Start Extracted records

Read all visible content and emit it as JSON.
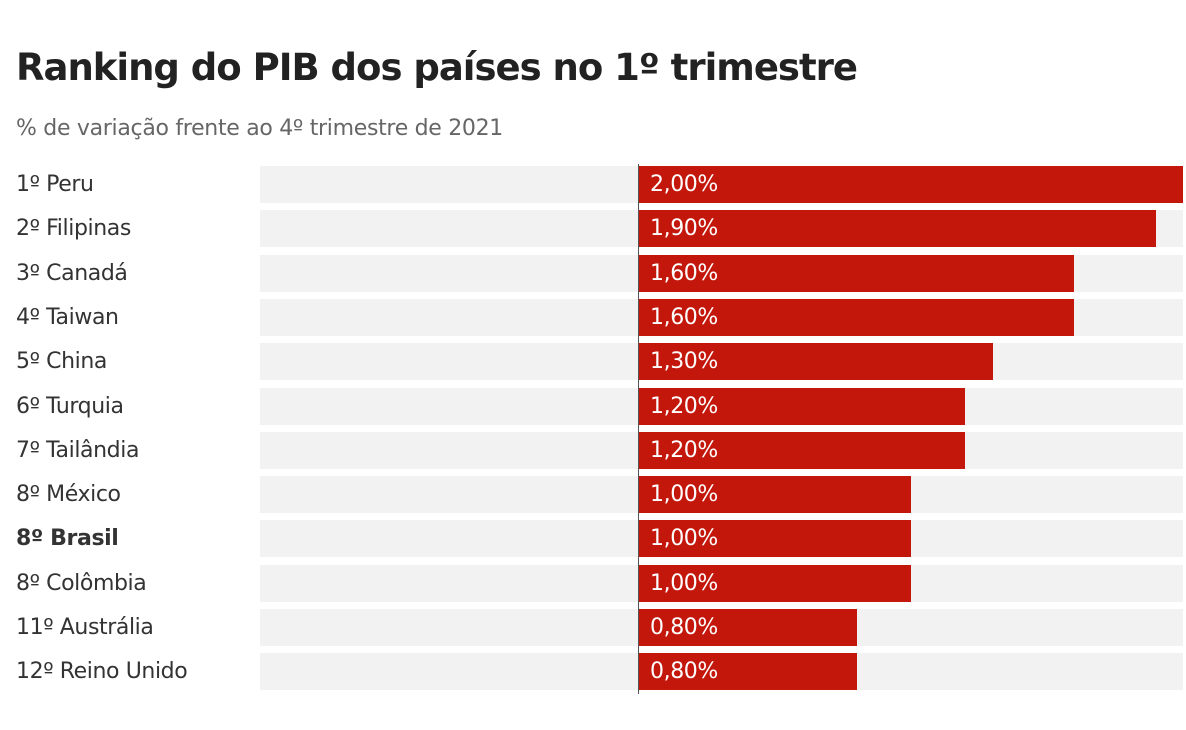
{
  "chart_data": {
    "type": "bar",
    "orientation": "horizontal",
    "title": "Ranking do PIB dos países no 1º trimestre",
    "subtitle": "% de variação frente ao 4º trimestre de 2021",
    "categories": [
      "1º Peru",
      "2º Filipinas",
      "3º Canadá",
      "4º Taiwan",
      "5º China",
      "6º Turquia",
      "7º Tailândia",
      "8º México",
      "8º Brasil",
      "8º Colômbia",
      "11º Austrália",
      "12º Reino Unido"
    ],
    "values": [
      2.0,
      1.9,
      1.6,
      1.6,
      1.3,
      1.2,
      1.2,
      1.0,
      1.0,
      1.0,
      0.8,
      0.8
    ],
    "value_labels": [
      "2,00%",
      "1,90%",
      "1,60%",
      "1,60%",
      "1,30%",
      "1,20%",
      "1,20%",
      "1,00%",
      "1,00%",
      "1,00%",
      "0,80%",
      "0,80%"
    ],
    "highlighted": "8º Brasil",
    "xlim": [
      -1.4,
      2.0
    ],
    "grid": false,
    "colors": {
      "bar": "#c4170c",
      "track": "#f2f2f2"
    }
  }
}
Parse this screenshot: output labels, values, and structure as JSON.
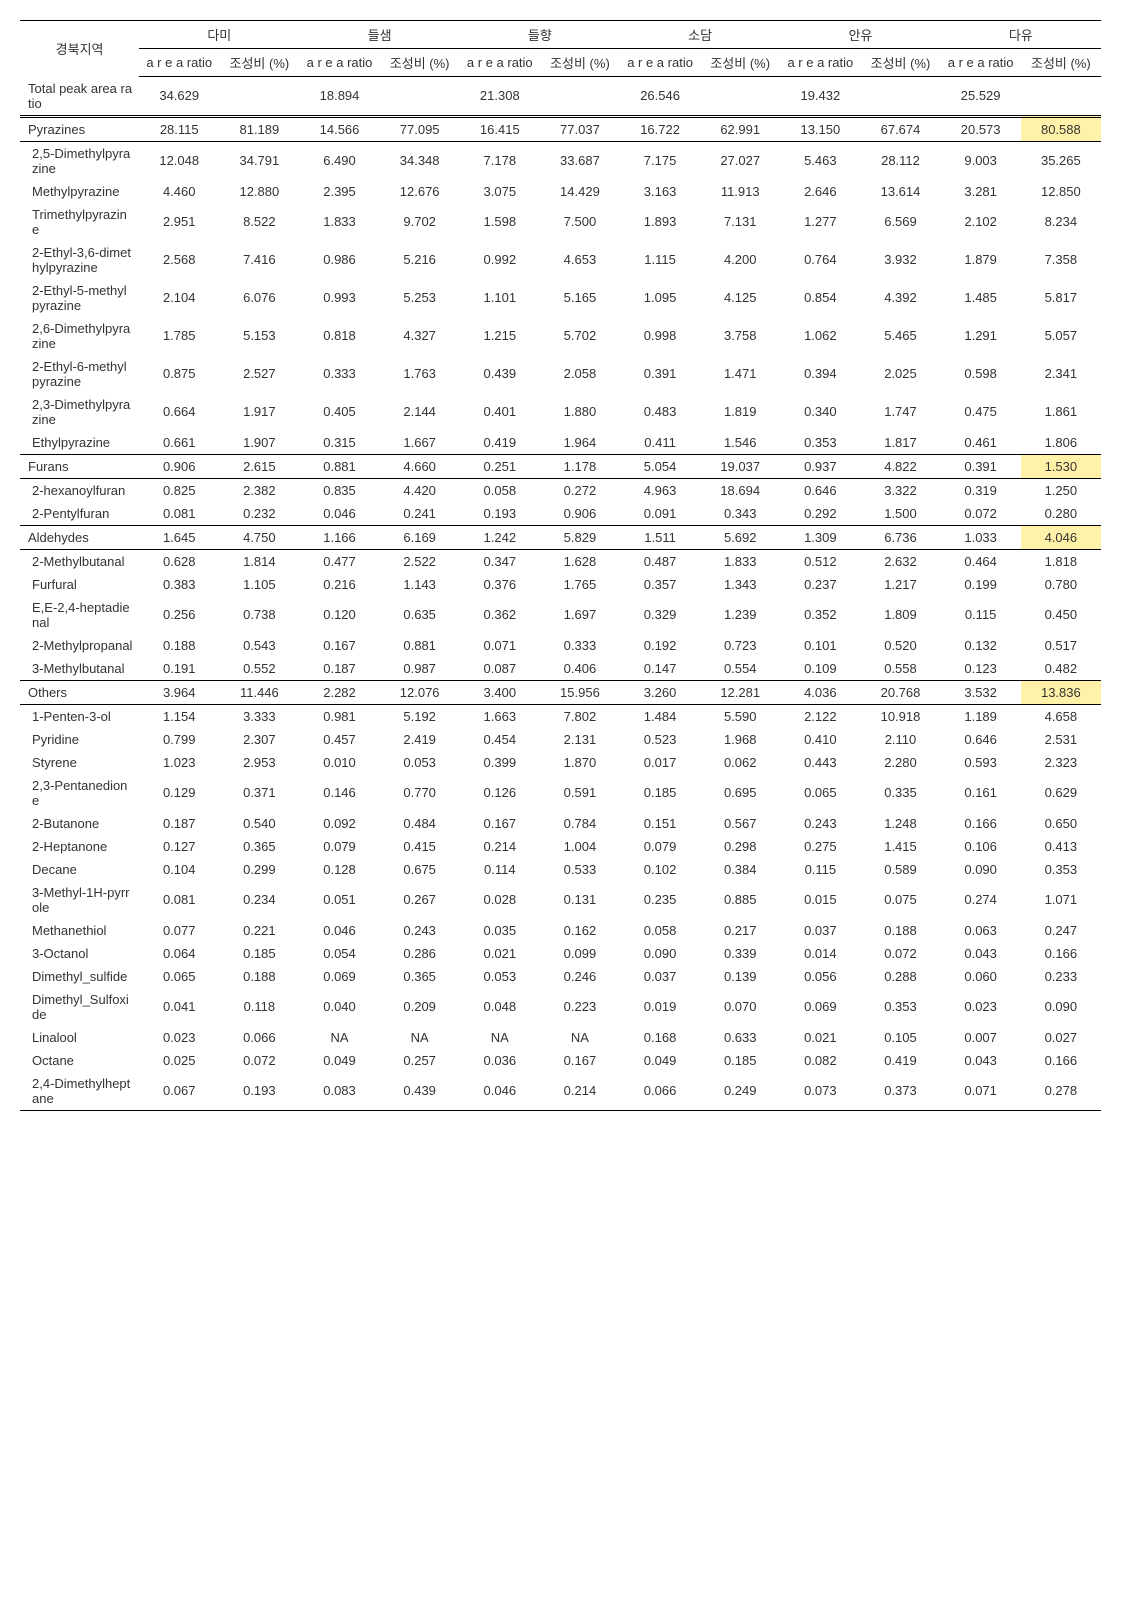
{
  "headers": {
    "region": "경북지역",
    "groups": [
      "다미",
      "들샘",
      "들향",
      "소담",
      "안유",
      "다유"
    ],
    "sub1": "a r e a ratio",
    "sub2": "조성비 (%)"
  },
  "rows": [
    {
      "label": "Total peak area ratio",
      "type": "dbl",
      "v": [
        "34.629",
        "",
        "18.894",
        "",
        "21.308",
        "",
        "26.546",
        "",
        "19.432",
        "",
        "25.529",
        ""
      ]
    },
    {
      "label": "Pyrazines",
      "type": "sect",
      "hl": [
        11
      ],
      "v": [
        "28.115",
        "81.189",
        "14.566",
        "77.095",
        "16.415",
        "77.037",
        "16.722",
        "62.991",
        "13.150",
        "67.674",
        "20.573",
        "80.588"
      ]
    },
    {
      "label": "2,5-Dimethylpyrazine",
      "type": "sub",
      "v": [
        "12.048",
        "34.791",
        "6.490",
        "34.348",
        "7.178",
        "33.687",
        "7.175",
        "27.027",
        "5.463",
        "28.112",
        "9.003",
        "35.265"
      ]
    },
    {
      "label": "Methylpyrazine",
      "type": "sub",
      "v": [
        "4.460",
        "12.880",
        "2.395",
        "12.676",
        "3.075",
        "14.429",
        "3.163",
        "11.913",
        "2.646",
        "13.614",
        "3.281",
        "12.850"
      ]
    },
    {
      "label": "Trimethylpyrazine",
      "type": "sub",
      "v": [
        "2.951",
        "8.522",
        "1.833",
        "9.702",
        "1.598",
        "7.500",
        "1.893",
        "7.131",
        "1.277",
        "6.569",
        "2.102",
        "8.234"
      ]
    },
    {
      "label": "2-Ethyl-3,6-dimethylpyrazine",
      "type": "sub",
      "v": [
        "2.568",
        "7.416",
        "0.986",
        "5.216",
        "0.992",
        "4.653",
        "1.115",
        "4.200",
        "0.764",
        "3.932",
        "1.879",
        "7.358"
      ]
    },
    {
      "label": "2-Ethyl-5-methylpyrazine",
      "type": "sub",
      "v": [
        "2.104",
        "6.076",
        "0.993",
        "5.253",
        "1.101",
        "5.165",
        "1.095",
        "4.125",
        "0.854",
        "4.392",
        "1.485",
        "5.817"
      ]
    },
    {
      "label": "2,6-Dimethylpyrazine",
      "type": "sub",
      "v": [
        "1.785",
        "5.153",
        "0.818",
        "4.327",
        "1.215",
        "5.702",
        "0.998",
        "3.758",
        "1.062",
        "5.465",
        "1.291",
        "5.057"
      ]
    },
    {
      "label": "2-Ethyl-6-methylpyrazine",
      "type": "sub",
      "v": [
        "0.875",
        "2.527",
        "0.333",
        "1.763",
        "0.439",
        "2.058",
        "0.391",
        "1.471",
        "0.394",
        "2.025",
        "0.598",
        "2.341"
      ]
    },
    {
      "label": "2,3-Dimethylpyrazine",
      "type": "sub",
      "v": [
        "0.664",
        "1.917",
        "0.405",
        "2.144",
        "0.401",
        "1.880",
        "0.483",
        "1.819",
        "0.340",
        "1.747",
        "0.475",
        "1.861"
      ]
    },
    {
      "label": "Ethylpyrazine",
      "type": "sub sect",
      "v": [
        "0.661",
        "1.907",
        "0.315",
        "1.667",
        "0.419",
        "1.964",
        "0.411",
        "1.546",
        "0.353",
        "1.817",
        "0.461",
        "1.806"
      ]
    },
    {
      "label": "Furans",
      "type": "sect",
      "hl": [
        11
      ],
      "v": [
        "0.906",
        "2.615",
        "0.881",
        "4.660",
        "0.251",
        "1.178",
        "5.054",
        "19.037",
        "0.937",
        "4.822",
        "0.391",
        "1.530"
      ]
    },
    {
      "label": "2-hexanoylfuran",
      "type": "sub",
      "v": [
        "0.825",
        "2.382",
        "0.835",
        "4.420",
        "0.058",
        "0.272",
        "4.963",
        "18.694",
        "0.646",
        "3.322",
        "0.319",
        "1.250"
      ]
    },
    {
      "label": "2-Pentylfuran",
      "type": "sub sect",
      "v": [
        "0.081",
        "0.232",
        "0.046",
        "0.241",
        "0.193",
        "0.906",
        "0.091",
        "0.343",
        "0.292",
        "1.500",
        "0.072",
        "0.280"
      ]
    },
    {
      "label": "Aldehydes",
      "type": "sect",
      "hl": [
        11
      ],
      "v": [
        "1.645",
        "4.750",
        "1.166",
        "6.169",
        "1.242",
        "5.829",
        "1.511",
        "5.692",
        "1.309",
        "6.736",
        "1.033",
        "4.046"
      ]
    },
    {
      "label": "2-Methylbutanal",
      "type": "sub",
      "v": [
        "0.628",
        "1.814",
        "0.477",
        "2.522",
        "0.347",
        "1.628",
        "0.487",
        "1.833",
        "0.512",
        "2.632",
        "0.464",
        "1.818"
      ]
    },
    {
      "label": "Furfural",
      "type": "sub",
      "v": [
        "0.383",
        "1.105",
        "0.216",
        "1.143",
        "0.376",
        "1.765",
        "0.357",
        "1.343",
        "0.237",
        "1.217",
        "0.199",
        "0.780"
      ]
    },
    {
      "label": "E,E-2,4-heptadienal",
      "type": "sub",
      "v": [
        "0.256",
        "0.738",
        "0.120",
        "0.635",
        "0.362",
        "1.697",
        "0.329",
        "1.239",
        "0.352",
        "1.809",
        "0.115",
        "0.450"
      ]
    },
    {
      "label": "2-Methylpropanal",
      "type": "sub",
      "v": [
        "0.188",
        "0.543",
        "0.167",
        "0.881",
        "0.071",
        "0.333",
        "0.192",
        "0.723",
        "0.101",
        "0.520",
        "0.132",
        "0.517"
      ]
    },
    {
      "label": "3-Methylbutanal",
      "type": "sub sect",
      "v": [
        "0.191",
        "0.552",
        "0.187",
        "0.987",
        "0.087",
        "0.406",
        "0.147",
        "0.554",
        "0.109",
        "0.558",
        "0.123",
        "0.482"
      ]
    },
    {
      "label": "Others",
      "type": "sect",
      "hl": [
        11
      ],
      "v": [
        "3.964",
        "11.446",
        "2.282",
        "12.076",
        "3.400",
        "15.956",
        "3.260",
        "12.281",
        "4.036",
        "20.768",
        "3.532",
        "13.836"
      ]
    },
    {
      "label": "1-Penten-3-ol",
      "type": "sub",
      "v": [
        "1.154",
        "3.333",
        "0.981",
        "5.192",
        "1.663",
        "7.802",
        "1.484",
        "5.590",
        "2.122",
        "10.918",
        "1.189",
        "4.658"
      ]
    },
    {
      "label": "Pyridine",
      "type": "sub",
      "v": [
        "0.799",
        "2.307",
        "0.457",
        "2.419",
        "0.454",
        "2.131",
        "0.523",
        "1.968",
        "0.410",
        "2.110",
        "0.646",
        "2.531"
      ]
    },
    {
      "label": "Styrene",
      "type": "sub",
      "v": [
        "1.023",
        "2.953",
        "0.010",
        "0.053",
        "0.399",
        "1.870",
        "0.017",
        "0.062",
        "0.443",
        "2.280",
        "0.593",
        "2.323"
      ]
    },
    {
      "label": "2,3-Pentanedione",
      "type": "sub",
      "v": [
        "0.129",
        "0.371",
        "0.146",
        "0.770",
        "0.126",
        "0.591",
        "0.185",
        "0.695",
        "0.065",
        "0.335",
        "0.161",
        "0.629"
      ]
    },
    {
      "label": "2-Butanone",
      "type": "sub",
      "v": [
        "0.187",
        "0.540",
        "0.092",
        "0.484",
        "0.167",
        "0.784",
        "0.151",
        "0.567",
        "0.243",
        "1.248",
        "0.166",
        "0.650"
      ]
    },
    {
      "label": "2-Heptanone",
      "type": "sub",
      "v": [
        "0.127",
        "0.365",
        "0.079",
        "0.415",
        "0.214",
        "1.004",
        "0.079",
        "0.298",
        "0.275",
        "1.415",
        "0.106",
        "0.413"
      ]
    },
    {
      "label": "Decane",
      "type": "sub",
      "v": [
        "0.104",
        "0.299",
        "0.128",
        "0.675",
        "0.114",
        "0.533",
        "0.102",
        "0.384",
        "0.115",
        "0.589",
        "0.090",
        "0.353"
      ]
    },
    {
      "label": "3-Methyl-1H-pyrrole",
      "type": "sub",
      "v": [
        "0.081",
        "0.234",
        "0.051",
        "0.267",
        "0.028",
        "0.131",
        "0.235",
        "0.885",
        "0.015",
        "0.075",
        "0.274",
        "1.071"
      ]
    },
    {
      "label": "Methanethiol",
      "type": "sub",
      "v": [
        "0.077",
        "0.221",
        "0.046",
        "0.243",
        "0.035",
        "0.162",
        "0.058",
        "0.217",
        "0.037",
        "0.188",
        "0.063",
        "0.247"
      ]
    },
    {
      "label": "3-Octanol",
      "type": "sub",
      "v": [
        "0.064",
        "0.185",
        "0.054",
        "0.286",
        "0.021",
        "0.099",
        "0.090",
        "0.339",
        "0.014",
        "0.072",
        "0.043",
        "0.166"
      ]
    },
    {
      "label": "Dimethyl_sulfide",
      "type": "sub",
      "v": [
        "0.065",
        "0.188",
        "0.069",
        "0.365",
        "0.053",
        "0.246",
        "0.037",
        "0.139",
        "0.056",
        "0.288",
        "0.060",
        "0.233"
      ]
    },
    {
      "label": "Dimethyl_Sulfoxide",
      "type": "sub",
      "v": [
        "0.041",
        "0.118",
        "0.040",
        "0.209",
        "0.048",
        "0.223",
        "0.019",
        "0.070",
        "0.069",
        "0.353",
        "0.023",
        "0.090"
      ]
    },
    {
      "label": "Linalool",
      "type": "sub",
      "v": [
        "0.023",
        "0.066",
        "NA",
        "NA",
        "NA",
        "NA",
        "0.168",
        "0.633",
        "0.021",
        "0.105",
        "0.007",
        "0.027"
      ]
    },
    {
      "label": "Octane",
      "type": "sub",
      "v": [
        "0.025",
        "0.072",
        "0.049",
        "0.257",
        "0.036",
        "0.167",
        "0.049",
        "0.185",
        "0.082",
        "0.419",
        "0.043",
        "0.166"
      ]
    },
    {
      "label": "2,4-Dimethylheptane",
      "type": "sub last",
      "v": [
        "0.067",
        "0.193",
        "0.083",
        "0.439",
        "0.046",
        "0.214",
        "0.066",
        "0.249",
        "0.073",
        "0.373",
        "0.071",
        "0.278"
      ]
    }
  ]
}
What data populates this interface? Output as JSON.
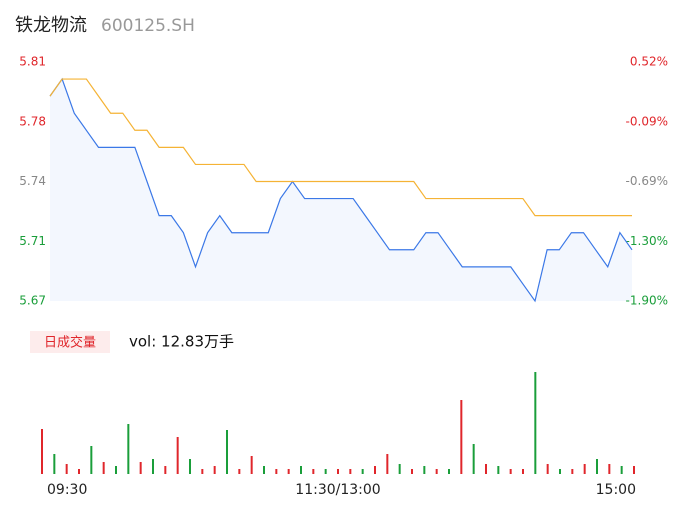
{
  "header": {
    "title": "铁龙物流",
    "code": "600125.SH"
  },
  "chart_data": [
    {
      "type": "line",
      "x": [
        0,
        5,
        10,
        15,
        20,
        25,
        30,
        35,
        40,
        45,
        50,
        55,
        60,
        65,
        70,
        75,
        80,
        85,
        90,
        95,
        100,
        105,
        110,
        115,
        120,
        125,
        130,
        135,
        140,
        145,
        150,
        155,
        160,
        165,
        170,
        175,
        180,
        185,
        190,
        195,
        200,
        205,
        210,
        215,
        220,
        225,
        230,
        235,
        240
      ],
      "xlim": [
        0,
        240
      ],
      "series": [
        {
          "color": "#3b78e7",
          "values": [
            5.79,
            5.8,
            5.78,
            5.77,
            5.76,
            5.76,
            5.76,
            5.76,
            5.74,
            5.72,
            5.72,
            5.71,
            5.69,
            5.71,
            5.72,
            5.71,
            5.71,
            5.71,
            5.71,
            5.73,
            5.74,
            5.73,
            5.73,
            5.73,
            5.73,
            5.73,
            5.72,
            5.71,
            5.7,
            5.7,
            5.7,
            5.71,
            5.71,
            5.7,
            5.69,
            5.69,
            5.69,
            5.69,
            5.69,
            5.68,
            5.67,
            5.7,
            5.7,
            5.71,
            5.71,
            5.7,
            5.69,
            5.71,
            5.7
          ]
        },
        {
          "color": "#f5b335",
          "values": [
            5.79,
            5.8,
            5.8,
            5.8,
            5.79,
            5.78,
            5.78,
            5.77,
            5.77,
            5.76,
            5.76,
            5.76,
            5.75,
            5.75,
            5.75,
            5.75,
            5.75,
            5.74,
            5.74,
            5.74,
            5.74,
            5.74,
            5.74,
            5.74,
            5.74,
            5.74,
            5.74,
            5.74,
            5.74,
            5.74,
            5.74,
            5.73,
            5.73,
            5.73,
            5.73,
            5.73,
            5.73,
            5.73,
            5.73,
            5.73,
            5.72,
            5.72,
            5.72,
            5.72,
            5.72,
            5.72,
            5.72,
            5.72,
            5.72
          ]
        }
      ],
      "area_color": "#f3f7fe",
      "ylim": [
        5.67,
        5.81
      ],
      "yticks": [
        {
          "value": 5.81,
          "label": "5.81"
        },
        {
          "value": 5.775,
          "label": "5.78"
        },
        {
          "value": 5.74,
          "label": "5.74"
        },
        {
          "value": 5.705,
          "label": "5.71"
        },
        {
          "value": 5.67,
          "label": "5.67"
        }
      ],
      "y2lim": [
        -1.9,
        0.52
      ],
      "y2ticks": [
        {
          "value": 0.52,
          "label": "0.52%"
        },
        {
          "value": -0.09,
          "label": "-0.09%"
        },
        {
          "value": -0.69,
          "label": "-0.69%"
        },
        {
          "value": -1.3,
          "label": "-1.30%"
        },
        {
          "value": -1.9,
          "label": "-1.90%"
        }
      ],
      "tick_colors": [
        "#e0262b",
        "#e0262b",
        "#888888",
        "#1a9e3a",
        "#1a9e3a"
      ]
    },
    {
      "type": "bar",
      "legend": "日成交量",
      "volume_label": "vol: 12.83万手",
      "x": [
        0,
        5,
        10,
        15,
        20,
        25,
        30,
        35,
        40,
        45,
        50,
        55,
        60,
        65,
        70,
        75,
        80,
        85,
        90,
        95,
        100,
        105,
        110,
        115,
        120,
        125,
        130,
        135,
        140,
        145,
        150,
        155,
        160,
        165,
        170,
        175,
        180,
        185,
        190,
        195,
        200,
        205,
        210,
        215,
        220,
        225,
        230,
        235,
        240
      ],
      "xlim": [
        0,
        240
      ],
      "values": [
        45,
        20,
        10,
        5,
        28,
        12,
        8,
        50,
        12,
        15,
        8,
        37,
        15,
        5,
        8,
        44,
        5,
        18,
        8,
        5,
        5,
        8,
        5,
        5,
        5,
        5,
        5,
        8,
        20,
        10,
        5,
        8,
        5,
        5,
        74,
        30,
        10,
        8,
        5,
        5,
        102,
        10,
        5,
        5,
        10,
        15,
        10,
        8,
        8
      ],
      "colors": [
        "#e0262b",
        "#1a9e3a",
        "#e0262b",
        "#e0262b",
        "#1a9e3a",
        "#e0262b",
        "#1a9e3a",
        "#1a9e3a",
        "#e0262b",
        "#1a9e3a",
        "#e0262b",
        "#e0262b",
        "#1a9e3a",
        "#e0262b",
        "#e0262b",
        "#1a9e3a",
        "#e0262b",
        "#e0262b",
        "#1a9e3a",
        "#e0262b",
        "#e0262b",
        "#1a9e3a",
        "#e0262b",
        "#1a9e3a",
        "#e0262b",
        "#e0262b",
        "#1a9e3a",
        "#e0262b",
        "#e0262b",
        "#1a9e3a",
        "#e0262b",
        "#1a9e3a",
        "#e0262b",
        "#1a9e3a",
        "#e0262b",
        "#1a9e3a",
        "#e0262b",
        "#1a9e3a",
        "#e0262b",
        "#e0262b",
        "#1a9e3a",
        "#e0262b",
        "#1a9e3a",
        "#e0262b",
        "#e0262b",
        "#1a9e3a",
        "#e0262b",
        "#1a9e3a",
        "#e0262b"
      ],
      "ylim": [
        0,
        102
      ],
      "xticks": [
        {
          "value": 0,
          "label": "09:30"
        },
        {
          "value": 120,
          "label": "11:30/13:00"
        },
        {
          "value": 240,
          "label": "15:00"
        }
      ]
    }
  ]
}
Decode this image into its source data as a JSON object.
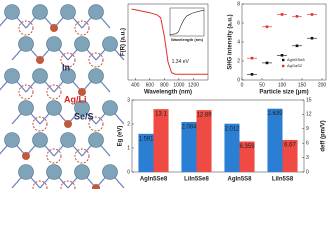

End Extracted records

▶ [Problem] Look for the word "Methylbutanal" in every line of the listing and copy the lines that have it.

▶ [Problem solution]
      "label": "2-Methylbutanal",
      "label": "3-Methylbutanal",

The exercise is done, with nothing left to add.